* [TEXT SHOWN]

CVE-2024-50609: An issue was discovered in Fluent Bit 3.1.9. When the OpenTelemetry input plugin is running and listening on an IP address and port, one can send a...
Description
An issue was discovered in Fluent Bit 3.1.9. When the OpenTelemetry input plugin is running and listening on an IP address and port, one can send a packet with Content-Length: 0 and it crashes the server. Improper handling of the case when Content-Length is 0 allows a user (with access to the endpoint) to perform a remote Denial of service attack. The crash happens because of a NULL pointer dereference when 0 (from the Content-Length) is passed to the function cfl_sds_len, which in turn tries to cast a NULL pointer into struct cfl_sds. This is related to process_payload_traces_proto_ng() at opentelemetry_prot.c.

Document layout detection data:
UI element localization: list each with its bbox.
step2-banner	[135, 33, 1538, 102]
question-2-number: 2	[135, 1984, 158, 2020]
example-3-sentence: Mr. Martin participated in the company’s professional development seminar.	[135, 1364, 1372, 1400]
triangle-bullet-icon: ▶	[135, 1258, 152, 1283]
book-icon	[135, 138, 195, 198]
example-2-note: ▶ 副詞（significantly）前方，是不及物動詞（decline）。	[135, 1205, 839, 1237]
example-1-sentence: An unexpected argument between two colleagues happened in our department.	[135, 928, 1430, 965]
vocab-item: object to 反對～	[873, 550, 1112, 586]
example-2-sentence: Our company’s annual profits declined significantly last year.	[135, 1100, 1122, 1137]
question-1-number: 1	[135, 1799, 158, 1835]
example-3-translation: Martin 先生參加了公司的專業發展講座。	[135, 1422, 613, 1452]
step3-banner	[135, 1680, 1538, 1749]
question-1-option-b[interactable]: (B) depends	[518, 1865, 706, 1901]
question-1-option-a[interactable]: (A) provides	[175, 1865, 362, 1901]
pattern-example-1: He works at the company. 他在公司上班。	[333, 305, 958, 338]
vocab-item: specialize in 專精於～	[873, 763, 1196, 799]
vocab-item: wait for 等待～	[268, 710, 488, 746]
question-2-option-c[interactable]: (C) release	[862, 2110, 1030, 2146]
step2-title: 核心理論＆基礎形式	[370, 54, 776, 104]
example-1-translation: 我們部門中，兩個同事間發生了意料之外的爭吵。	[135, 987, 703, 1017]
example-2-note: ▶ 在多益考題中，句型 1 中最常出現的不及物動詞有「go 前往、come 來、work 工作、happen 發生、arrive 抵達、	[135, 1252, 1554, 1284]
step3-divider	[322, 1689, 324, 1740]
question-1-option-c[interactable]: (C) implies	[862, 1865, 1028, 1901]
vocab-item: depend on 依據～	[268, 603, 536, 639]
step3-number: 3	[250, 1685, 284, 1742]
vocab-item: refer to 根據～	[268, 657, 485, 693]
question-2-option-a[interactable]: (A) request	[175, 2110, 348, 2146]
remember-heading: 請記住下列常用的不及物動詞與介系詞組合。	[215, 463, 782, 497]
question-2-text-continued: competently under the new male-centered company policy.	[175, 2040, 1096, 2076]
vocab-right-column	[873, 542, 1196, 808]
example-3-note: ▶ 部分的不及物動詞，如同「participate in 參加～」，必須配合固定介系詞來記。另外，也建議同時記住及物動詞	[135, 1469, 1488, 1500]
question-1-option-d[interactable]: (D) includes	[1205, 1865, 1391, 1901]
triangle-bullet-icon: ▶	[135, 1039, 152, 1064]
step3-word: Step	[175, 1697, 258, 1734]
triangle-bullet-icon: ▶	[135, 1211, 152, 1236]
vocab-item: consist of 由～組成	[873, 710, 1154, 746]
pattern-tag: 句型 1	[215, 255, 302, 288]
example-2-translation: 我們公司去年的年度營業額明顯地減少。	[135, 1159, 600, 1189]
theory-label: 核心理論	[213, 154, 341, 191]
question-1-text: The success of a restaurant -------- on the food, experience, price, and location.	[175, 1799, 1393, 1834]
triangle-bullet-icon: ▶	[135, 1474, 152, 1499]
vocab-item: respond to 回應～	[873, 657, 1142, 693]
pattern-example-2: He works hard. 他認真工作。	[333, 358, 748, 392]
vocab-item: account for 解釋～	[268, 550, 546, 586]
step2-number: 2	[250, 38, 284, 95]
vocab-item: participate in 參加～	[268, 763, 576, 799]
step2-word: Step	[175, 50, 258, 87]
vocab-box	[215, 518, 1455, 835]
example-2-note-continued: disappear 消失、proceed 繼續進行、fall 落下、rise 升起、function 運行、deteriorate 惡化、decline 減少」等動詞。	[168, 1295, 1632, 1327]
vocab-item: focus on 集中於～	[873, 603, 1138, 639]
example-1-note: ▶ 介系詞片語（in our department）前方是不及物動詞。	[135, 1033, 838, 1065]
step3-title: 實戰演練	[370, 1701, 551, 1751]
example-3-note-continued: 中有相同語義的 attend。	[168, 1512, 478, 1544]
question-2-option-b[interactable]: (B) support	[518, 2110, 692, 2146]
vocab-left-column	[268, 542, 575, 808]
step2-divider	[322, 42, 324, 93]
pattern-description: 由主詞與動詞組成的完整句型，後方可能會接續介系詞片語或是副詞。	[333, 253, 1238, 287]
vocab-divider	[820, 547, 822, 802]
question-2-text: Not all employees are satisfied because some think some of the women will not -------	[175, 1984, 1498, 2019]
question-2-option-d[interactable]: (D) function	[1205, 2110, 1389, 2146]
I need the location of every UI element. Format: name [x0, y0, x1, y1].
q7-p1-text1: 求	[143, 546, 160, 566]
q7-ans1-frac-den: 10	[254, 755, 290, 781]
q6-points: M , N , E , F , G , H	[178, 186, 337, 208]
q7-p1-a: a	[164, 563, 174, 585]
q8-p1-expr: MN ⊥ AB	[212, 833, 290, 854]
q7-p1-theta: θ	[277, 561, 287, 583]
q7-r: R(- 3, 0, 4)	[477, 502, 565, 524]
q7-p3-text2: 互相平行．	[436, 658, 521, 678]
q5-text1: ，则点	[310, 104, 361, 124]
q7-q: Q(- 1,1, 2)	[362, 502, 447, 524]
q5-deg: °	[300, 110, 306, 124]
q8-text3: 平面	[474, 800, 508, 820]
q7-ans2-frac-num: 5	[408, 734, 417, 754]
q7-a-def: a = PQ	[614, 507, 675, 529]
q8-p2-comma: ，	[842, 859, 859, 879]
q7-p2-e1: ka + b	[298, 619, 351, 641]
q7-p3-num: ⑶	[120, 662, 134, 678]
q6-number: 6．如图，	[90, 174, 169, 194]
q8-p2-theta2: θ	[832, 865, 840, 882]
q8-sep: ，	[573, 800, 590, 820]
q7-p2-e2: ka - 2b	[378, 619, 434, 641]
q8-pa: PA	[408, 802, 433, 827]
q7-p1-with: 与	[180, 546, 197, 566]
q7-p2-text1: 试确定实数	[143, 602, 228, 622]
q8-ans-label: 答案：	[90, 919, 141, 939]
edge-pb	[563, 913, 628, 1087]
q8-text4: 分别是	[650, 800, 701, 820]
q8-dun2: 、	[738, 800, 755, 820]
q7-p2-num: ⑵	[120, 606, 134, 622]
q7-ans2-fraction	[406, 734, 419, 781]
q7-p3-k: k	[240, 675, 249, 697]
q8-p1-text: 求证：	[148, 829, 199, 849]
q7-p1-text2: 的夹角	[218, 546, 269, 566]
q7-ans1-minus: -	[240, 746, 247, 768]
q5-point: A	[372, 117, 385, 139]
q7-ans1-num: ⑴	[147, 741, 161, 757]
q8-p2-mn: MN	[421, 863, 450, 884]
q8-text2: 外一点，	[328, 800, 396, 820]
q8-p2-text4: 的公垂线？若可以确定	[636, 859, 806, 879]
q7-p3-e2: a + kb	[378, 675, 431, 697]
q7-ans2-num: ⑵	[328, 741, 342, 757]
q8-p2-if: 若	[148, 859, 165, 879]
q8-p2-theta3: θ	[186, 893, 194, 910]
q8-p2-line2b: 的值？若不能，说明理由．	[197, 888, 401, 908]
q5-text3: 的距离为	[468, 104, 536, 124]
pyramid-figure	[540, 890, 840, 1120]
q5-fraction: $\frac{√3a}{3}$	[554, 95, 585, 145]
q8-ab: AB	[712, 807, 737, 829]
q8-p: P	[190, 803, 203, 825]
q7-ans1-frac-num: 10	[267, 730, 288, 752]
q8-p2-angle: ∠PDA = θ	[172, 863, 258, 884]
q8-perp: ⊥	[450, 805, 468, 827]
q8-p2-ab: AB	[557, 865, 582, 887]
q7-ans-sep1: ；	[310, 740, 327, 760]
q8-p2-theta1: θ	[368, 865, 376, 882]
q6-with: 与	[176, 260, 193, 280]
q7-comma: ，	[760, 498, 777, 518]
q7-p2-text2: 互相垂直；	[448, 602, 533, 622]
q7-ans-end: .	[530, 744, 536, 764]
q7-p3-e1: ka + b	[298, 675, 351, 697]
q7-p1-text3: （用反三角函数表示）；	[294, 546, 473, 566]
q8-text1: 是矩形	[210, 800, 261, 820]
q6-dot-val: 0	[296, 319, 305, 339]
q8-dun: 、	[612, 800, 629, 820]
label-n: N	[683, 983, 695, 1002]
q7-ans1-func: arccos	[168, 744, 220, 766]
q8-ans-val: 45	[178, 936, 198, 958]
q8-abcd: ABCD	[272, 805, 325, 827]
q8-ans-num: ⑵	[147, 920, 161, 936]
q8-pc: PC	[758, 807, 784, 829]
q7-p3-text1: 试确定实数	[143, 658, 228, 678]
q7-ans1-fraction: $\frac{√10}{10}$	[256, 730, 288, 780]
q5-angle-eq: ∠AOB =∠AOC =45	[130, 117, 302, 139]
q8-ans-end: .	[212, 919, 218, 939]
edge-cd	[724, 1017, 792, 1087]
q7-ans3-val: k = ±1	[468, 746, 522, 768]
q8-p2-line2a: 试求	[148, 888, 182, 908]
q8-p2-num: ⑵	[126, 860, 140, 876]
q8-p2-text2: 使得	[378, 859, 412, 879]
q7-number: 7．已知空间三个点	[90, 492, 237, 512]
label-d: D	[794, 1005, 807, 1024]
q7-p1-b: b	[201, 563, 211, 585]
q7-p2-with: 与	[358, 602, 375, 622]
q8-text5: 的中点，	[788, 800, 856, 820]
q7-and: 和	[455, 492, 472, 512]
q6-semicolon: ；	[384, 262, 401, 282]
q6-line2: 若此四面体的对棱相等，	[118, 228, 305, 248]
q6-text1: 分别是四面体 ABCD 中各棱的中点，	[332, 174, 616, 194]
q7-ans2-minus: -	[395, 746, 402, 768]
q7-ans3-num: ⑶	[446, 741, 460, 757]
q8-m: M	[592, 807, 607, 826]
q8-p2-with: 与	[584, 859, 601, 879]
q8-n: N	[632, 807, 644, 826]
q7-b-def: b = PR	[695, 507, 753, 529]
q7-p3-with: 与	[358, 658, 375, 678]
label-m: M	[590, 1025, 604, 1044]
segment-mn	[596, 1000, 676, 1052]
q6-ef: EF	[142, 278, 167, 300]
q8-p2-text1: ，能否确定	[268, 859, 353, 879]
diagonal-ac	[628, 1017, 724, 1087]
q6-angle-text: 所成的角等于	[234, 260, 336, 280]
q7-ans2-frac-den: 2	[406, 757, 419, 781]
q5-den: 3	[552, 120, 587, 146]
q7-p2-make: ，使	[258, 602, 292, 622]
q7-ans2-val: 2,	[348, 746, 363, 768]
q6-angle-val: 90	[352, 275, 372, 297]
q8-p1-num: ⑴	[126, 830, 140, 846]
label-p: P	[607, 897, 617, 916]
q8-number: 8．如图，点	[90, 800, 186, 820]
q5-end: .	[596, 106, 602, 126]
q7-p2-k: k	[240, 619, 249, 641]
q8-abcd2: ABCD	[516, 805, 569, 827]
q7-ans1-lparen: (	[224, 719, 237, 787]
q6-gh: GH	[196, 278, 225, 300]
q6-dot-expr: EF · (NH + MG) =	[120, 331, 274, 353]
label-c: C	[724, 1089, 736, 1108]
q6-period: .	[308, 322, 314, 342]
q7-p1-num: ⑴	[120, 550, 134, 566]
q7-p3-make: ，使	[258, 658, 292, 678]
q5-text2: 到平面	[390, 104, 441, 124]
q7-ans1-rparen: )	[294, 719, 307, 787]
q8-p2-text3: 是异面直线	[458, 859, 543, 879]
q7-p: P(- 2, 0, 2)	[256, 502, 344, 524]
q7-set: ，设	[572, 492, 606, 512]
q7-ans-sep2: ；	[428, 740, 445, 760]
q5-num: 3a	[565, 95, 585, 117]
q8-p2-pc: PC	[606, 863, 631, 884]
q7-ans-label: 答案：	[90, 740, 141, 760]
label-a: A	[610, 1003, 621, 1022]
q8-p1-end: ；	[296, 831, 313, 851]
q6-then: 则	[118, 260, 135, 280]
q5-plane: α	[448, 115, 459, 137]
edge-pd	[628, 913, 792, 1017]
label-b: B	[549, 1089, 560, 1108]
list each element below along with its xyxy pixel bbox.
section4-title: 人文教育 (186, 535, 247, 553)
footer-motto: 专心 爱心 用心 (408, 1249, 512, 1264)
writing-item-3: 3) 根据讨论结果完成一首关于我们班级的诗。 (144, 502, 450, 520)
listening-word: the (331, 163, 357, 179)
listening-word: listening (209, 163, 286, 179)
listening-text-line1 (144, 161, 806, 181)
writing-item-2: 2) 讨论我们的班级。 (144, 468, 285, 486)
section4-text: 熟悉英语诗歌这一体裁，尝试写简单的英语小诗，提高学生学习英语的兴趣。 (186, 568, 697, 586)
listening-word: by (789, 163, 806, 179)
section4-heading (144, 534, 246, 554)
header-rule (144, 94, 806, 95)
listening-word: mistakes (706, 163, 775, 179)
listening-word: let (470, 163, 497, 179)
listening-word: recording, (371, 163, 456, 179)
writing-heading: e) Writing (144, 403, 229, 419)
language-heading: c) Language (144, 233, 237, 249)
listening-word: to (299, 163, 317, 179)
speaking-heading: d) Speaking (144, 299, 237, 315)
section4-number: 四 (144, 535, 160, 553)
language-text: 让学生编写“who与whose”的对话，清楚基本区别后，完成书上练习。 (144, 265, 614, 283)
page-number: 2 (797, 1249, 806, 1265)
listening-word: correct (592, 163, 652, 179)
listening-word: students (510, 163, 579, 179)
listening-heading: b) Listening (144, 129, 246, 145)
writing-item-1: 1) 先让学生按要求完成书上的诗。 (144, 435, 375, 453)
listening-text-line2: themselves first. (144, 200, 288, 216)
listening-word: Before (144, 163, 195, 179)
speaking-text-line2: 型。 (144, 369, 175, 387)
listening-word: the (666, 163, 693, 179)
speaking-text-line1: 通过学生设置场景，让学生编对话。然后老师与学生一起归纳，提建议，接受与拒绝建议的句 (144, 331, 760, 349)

* [TASK PROMPT] Summarize the CVE-2024-50609 description in two sentences.

* [TASK OUTPUT] In Fluent Bit 3.1.9, a user with access to the endpoint of a running OpenTelemetry input plugin can crash the server by sending a packet with Content-Length: 0, which amounts to a remote denial of service attack. The crash is a NULL pointer dereference that occurs when the 0 from the Content-Length is passed to cfl_sds_len, which then tries to cast a NULL pointer into struct cfl_sds; the issue is related to process_payload_traces_proto_ng() in opentelemetry_prot.c.